## WRITTEN INSTRUCTION
All records below must be retyped exactly.

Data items
..............................

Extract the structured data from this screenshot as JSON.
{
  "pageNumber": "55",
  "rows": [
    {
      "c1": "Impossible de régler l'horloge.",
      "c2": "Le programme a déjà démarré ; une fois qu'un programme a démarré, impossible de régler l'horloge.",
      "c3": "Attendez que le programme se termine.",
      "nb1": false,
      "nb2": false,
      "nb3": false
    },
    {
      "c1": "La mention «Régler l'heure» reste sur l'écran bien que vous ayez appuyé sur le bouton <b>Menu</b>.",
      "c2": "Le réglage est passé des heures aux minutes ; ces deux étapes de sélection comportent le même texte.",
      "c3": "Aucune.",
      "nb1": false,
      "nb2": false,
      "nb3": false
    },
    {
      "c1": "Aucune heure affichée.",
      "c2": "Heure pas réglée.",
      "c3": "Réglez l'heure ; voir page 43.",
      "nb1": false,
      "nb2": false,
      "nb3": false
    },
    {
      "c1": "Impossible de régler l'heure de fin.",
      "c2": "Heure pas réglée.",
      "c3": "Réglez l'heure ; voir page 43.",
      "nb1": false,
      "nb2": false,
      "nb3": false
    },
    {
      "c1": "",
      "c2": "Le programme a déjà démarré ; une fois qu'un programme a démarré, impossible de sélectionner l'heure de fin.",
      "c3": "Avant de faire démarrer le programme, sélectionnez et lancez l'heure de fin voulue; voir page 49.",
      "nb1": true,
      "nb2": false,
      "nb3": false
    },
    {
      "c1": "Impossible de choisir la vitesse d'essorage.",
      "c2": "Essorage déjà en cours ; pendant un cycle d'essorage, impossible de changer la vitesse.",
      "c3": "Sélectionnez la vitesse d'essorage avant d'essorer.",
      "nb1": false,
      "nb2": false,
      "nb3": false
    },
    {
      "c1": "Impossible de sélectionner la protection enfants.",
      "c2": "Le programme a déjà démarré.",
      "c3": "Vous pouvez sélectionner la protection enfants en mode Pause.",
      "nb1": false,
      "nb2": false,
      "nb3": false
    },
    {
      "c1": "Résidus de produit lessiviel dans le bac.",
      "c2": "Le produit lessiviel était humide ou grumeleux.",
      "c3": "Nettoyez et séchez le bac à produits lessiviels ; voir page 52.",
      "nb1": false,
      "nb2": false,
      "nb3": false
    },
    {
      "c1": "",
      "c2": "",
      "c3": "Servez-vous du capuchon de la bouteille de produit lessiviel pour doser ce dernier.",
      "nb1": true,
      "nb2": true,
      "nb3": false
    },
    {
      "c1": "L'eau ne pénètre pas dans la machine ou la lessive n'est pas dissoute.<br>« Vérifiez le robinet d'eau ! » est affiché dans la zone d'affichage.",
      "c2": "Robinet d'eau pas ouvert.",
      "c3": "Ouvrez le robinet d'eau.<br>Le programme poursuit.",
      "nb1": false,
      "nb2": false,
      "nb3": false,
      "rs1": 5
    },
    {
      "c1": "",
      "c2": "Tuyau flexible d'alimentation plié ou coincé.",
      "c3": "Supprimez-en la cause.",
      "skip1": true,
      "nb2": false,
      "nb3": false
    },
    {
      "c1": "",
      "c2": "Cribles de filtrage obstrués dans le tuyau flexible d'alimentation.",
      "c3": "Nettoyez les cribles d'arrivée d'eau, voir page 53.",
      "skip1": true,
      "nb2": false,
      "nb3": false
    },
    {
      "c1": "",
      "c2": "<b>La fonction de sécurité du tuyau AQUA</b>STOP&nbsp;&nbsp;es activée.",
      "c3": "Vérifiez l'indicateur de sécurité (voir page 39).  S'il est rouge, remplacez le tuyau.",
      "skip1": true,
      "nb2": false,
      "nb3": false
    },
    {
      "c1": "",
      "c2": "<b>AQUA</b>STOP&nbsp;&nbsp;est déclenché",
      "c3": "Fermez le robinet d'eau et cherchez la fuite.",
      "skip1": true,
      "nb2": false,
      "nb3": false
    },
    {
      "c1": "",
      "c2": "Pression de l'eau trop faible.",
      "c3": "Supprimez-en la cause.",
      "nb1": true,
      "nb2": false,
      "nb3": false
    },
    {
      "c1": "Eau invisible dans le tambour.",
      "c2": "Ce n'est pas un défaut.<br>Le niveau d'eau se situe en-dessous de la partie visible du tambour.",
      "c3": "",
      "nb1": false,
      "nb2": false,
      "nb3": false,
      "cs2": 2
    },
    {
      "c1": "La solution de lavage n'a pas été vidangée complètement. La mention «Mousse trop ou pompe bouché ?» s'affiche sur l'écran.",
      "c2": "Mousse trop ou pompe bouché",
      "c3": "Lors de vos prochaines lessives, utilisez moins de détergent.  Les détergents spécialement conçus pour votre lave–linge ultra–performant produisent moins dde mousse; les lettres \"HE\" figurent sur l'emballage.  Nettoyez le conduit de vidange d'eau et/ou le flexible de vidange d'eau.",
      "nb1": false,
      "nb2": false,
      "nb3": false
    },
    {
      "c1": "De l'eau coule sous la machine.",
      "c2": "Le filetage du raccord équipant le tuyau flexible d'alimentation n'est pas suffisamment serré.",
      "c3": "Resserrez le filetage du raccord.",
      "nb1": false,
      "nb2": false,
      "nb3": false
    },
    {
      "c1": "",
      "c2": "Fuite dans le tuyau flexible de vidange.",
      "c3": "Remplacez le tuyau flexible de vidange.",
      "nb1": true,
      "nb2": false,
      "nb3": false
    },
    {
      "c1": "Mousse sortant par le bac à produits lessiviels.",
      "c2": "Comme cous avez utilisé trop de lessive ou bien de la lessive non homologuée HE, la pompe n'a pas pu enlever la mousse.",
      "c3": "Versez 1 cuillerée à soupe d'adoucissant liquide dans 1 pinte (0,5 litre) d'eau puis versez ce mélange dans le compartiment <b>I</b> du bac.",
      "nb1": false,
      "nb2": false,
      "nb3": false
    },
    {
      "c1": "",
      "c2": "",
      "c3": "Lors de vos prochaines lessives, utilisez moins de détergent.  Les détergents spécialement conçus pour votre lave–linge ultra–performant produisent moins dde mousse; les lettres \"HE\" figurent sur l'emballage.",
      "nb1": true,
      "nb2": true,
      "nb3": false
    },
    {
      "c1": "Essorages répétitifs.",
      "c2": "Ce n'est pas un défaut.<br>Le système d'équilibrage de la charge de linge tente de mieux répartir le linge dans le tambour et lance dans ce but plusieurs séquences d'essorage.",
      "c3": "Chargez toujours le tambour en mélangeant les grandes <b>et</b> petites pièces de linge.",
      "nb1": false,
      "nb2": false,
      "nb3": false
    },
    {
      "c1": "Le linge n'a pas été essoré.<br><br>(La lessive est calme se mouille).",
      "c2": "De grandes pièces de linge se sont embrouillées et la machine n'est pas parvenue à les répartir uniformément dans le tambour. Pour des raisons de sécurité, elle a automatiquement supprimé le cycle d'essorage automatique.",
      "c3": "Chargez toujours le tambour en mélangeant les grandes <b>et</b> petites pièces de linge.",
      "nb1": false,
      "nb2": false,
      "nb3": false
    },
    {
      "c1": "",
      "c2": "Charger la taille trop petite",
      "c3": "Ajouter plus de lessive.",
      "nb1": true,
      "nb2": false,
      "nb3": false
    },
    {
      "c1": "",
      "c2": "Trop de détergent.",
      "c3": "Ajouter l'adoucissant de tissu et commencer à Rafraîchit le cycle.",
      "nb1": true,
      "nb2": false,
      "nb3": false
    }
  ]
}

..............................

## THE ANSWER
Extract the structured data from this screenshot as JSON.
{
  "pageNumber": "55",
  "rows": [
    {
      "c1": "Impossible de régler l'horloge.",
      "c2": "Le programme a déjà démarré ; une fois qu'un programme a démarré, impossible de régler l'horloge.",
      "c3": "Attendez que le programme se termine.",
      "nb1": false,
      "nb2": false,
      "nb3": false
    },
    {
      "c1": "La mention «Régler l'heure» reste sur l'écran bien que vous ayez appuyé sur le bouton <b>Menu</b>.",
      "c2": "Le réglage est passé des heures aux minutes ; ces deux étapes de sélection comportent le même texte.",
      "c3": "Aucune.",
      "nb1": false,
      "nb2": false,
      "nb3": false
    },
    {
      "c1": "Aucune heure affichée.",
      "c2": "Heure pas réglée.",
      "c3": "Réglez l'heure ; voir page 43.",
      "nb1": false,
      "nb2": false,
      "nb3": false
    },
    {
      "c1": "Impossible de régler l'heure de fin.",
      "c2": "Heure pas réglée.",
      "c3": "Réglez l'heure ; voir page 43.",
      "nb1": false,
      "nb2": false,
      "nb3": false
    },
    {
      "c1": "",
      "c2": "Le programme a déjà démarré ; une fois qu'un programme a démarré, impossible de sélectionner l'heure de fin.",
      "c3": "Avant de faire démarrer le programme, sélectionnez et lancez l'heure de fin voulue; voir page 49.",
      "nb1": true,
      "nb2": false,
      "nb3": false
    },
    {
      "c1": "Impossible de choisir la vitesse d'essorage.",
      "c2": "Essorage déjà en cours ; pendant un cycle d'essorage, impossible de changer la vitesse.",
      "c3": "Sélectionnez la vitesse d'essorage avant d'essorer.",
      "nb1": false,
      "nb2": false,
      "nb3": false
    },
    {
      "c1": "Impossible de sélectionner la protection enfants.",
      "c2": "Le programme a déjà démarré.",
      "c3": "Vous pouvez sélectionner la protection enfants en mode Pause.",
      "nb1": false,
      "nb2": false,
      "nb3": false
    },
    {
      "c1": "Résidus de produit lessiviel dans le bac.",
      "c2": "Le produit lessiviel était humide ou grumeleux.",
      "c3": "Nettoyez et séchez le bac à produits lessiviels ; voir page 52.",
      "nb1": false,
      "nb2": false,
      "nb3": false
    },
    {
      "c1": "",
      "c2": "",
      "c3": "Servez-vous du capuchon de la bouteille de produit lessiviel pour doser ce dernier.",
      "nb1": true,
      "nb2": true,
      "nb3": false
    },
    {
      "c1": "L'eau ne pénètre pas dans la machine ou la lessive n'est pas dissoute.<br>« Vérifiez le robinet d'eau ! » est affiché dans la zone d'affichage.",
      "c2": "Robinet d'eau pas ouvert.",
      "c3": "Ouvrez le robinet d'eau.<br>Le programme poursuit.",
      "nb1": false,
      "nb2": false,
      "nb3": false,
      "rs1": 5
    },
    {
      "c1": "",
      "c2": "Tuyau flexible d'alimentation plié ou coincé.",
      "c3": "Supprimez-en la cause.",
      "skip1": true,
      "nb2": false,
      "nb3": false
    },
    {
      "c1": "",
      "c2": "Cribles de filtrage obstrués dans le tuyau flexible d'alimentation.",
      "c3": "Nettoyez les cribles d'arrivée d'eau, voir page 53.",
      "skip1": true,
      "nb2": false,
      "nb3": false
    },
    {
      "c1": "",
      "c2": "<b>La fonction de sécurité du tuyau AQUA</b>STOP&nbsp;&nbsp;es activée.",
      "c3": "Vérifiez l'indicateur de sécurité (voir page 39).  S'il est rouge, remplacez le tuyau.",
      "skip1": true,
      "nb2": false,
      "nb3": false
    },
    {
      "c1": "",
      "c2": "<b>AQUA</b>STOP&nbsp;&nbsp;est déclenché",
      "c3": "Fermez le robinet d'eau et cherchez la fuite.",
      "skip1": true,
      "nb2": false,
      "nb3": false
    },
    {
      "c1": "",
      "c2": "Pression de l'eau trop faible.",
      "c3": "Supprimez-en la cause.",
      "nb1": true,
      "nb2": false,
      "nb3": false
    },
    {
      "c1": "Eau invisible dans le tambour.",
      "c2": "Ce n'est pas un défaut.<br>Le niveau d'eau se situe en-dessous de la partie visible du tambour.",
      "c3": "",
      "nb1": false,
      "nb2": false,
      "nb3": false,
      "cs2": 2
    },
    {
      "c1": "La solution de lavage n'a pas été vidangée complètement. La mention «Mousse trop ou pompe bouché ?» s'affiche sur l'écran.",
      "c2": "Mousse trop ou pompe bouché",
      "c3": "Lors de vos prochaines lessives, utilisez moins de détergent.  Les détergents spécialement conçus pour votre lave–linge ultra–performant produisent moins dde mousse; les lettres \"HE\" figurent sur l'emballage.  Nettoyez le conduit de vidange d'eau et/ou le flexible de vidange d'eau.",
      "nb1": false,
      "nb2": false,
      "nb3": false
    },
    {
      "c1": "De l'eau coule sous la machine.",
      "c2": "Le filetage du raccord équipant le tuyau flexible d'alimentation n'est pas suffisamment serré.",
      "c3": "Resserrez le filetage du raccord.",
      "nb1": false,
      "nb2": false,
      "nb3": false
    },
    {
      "c1": "",
      "c2": "Fuite dans le tuyau flexible de vidange.",
      "c3": "Remplacez le tuyau flexible de vidange.",
      "nb1": true,
      "nb2": false,
      "nb3": false
    },
    {
      "c1": "Mousse sortant par le bac à produits lessiviels.",
      "c2": "Comme cous avez utilisé trop de lessive ou bien de la lessive non homologuée HE, la pompe n'a pas pu enlever la mousse.",
      "c3": "Versez 1 cuillerée à soupe d'adoucissant liquide dans 1 pinte (0,5 litre) d'eau puis versez ce mélange dans le compartiment <b>I</b> du bac.",
      "nb1": false,
      "nb2": false,
      "nb3": false
    },
    {
      "c1": "",
      "c2": "",
      "c3": "Lors de vos prochaines lessives, utilisez moins de détergent.  Les détergents spécialement conçus pour votre lave–linge ultra–performant produisent moins dde mousse; les lettres \"HE\" figurent sur l'emballage.",
      "nb1": true,
      "nb2": true,
      "nb3": false
    },
    {
      "c1": "Essorages répétitifs.",
      "c2": "Ce n'est pas un défaut.<br>Le système d'équilibrage de la charge de linge tente de mieux répartir le linge dans le tambour et lance dans ce but plusieurs séquences d'essorage.",
      "c3": "Chargez toujours le tambour en mélangeant les grandes <b>et</b> petites pièces de linge.",
      "nb1": false,
      "nb2": false,
      "nb3": false
    },
    {
      "c1": "Le linge n'a pas été essoré.<br><br>(La lessive est calme se mouille).",
      "c2": "De grandes pièces de linge se sont embrouillées et la machine n'est pas parvenue à les répartir uniformément dans le tambour. Pour des raisons de sécurité, elle a automatiquement supprimé le cycle d'essorage automatique.",
      "c3": "Chargez toujours le tambour en mélangeant les grandes <b>et</b> petites pièces de linge.",
      "nb1": false,
      "nb2": false,
      "nb3": false
    },
    {
      "c1": "",
      "c2": "Charger la taille trop petite",
      "c3": "Ajouter plus de lessive.",
      "nb1": true,
      "nb2": false,
      "nb3": false
    },
    {
      "c1": "",
      "c2": "Trop de détergent.",
      "c3": "Ajouter l'adoucissant de tissu et commencer à Rafraîchit le cycle.",
      "nb1": true,
      "nb2": false,
      "nb3": false
    }
  ]
}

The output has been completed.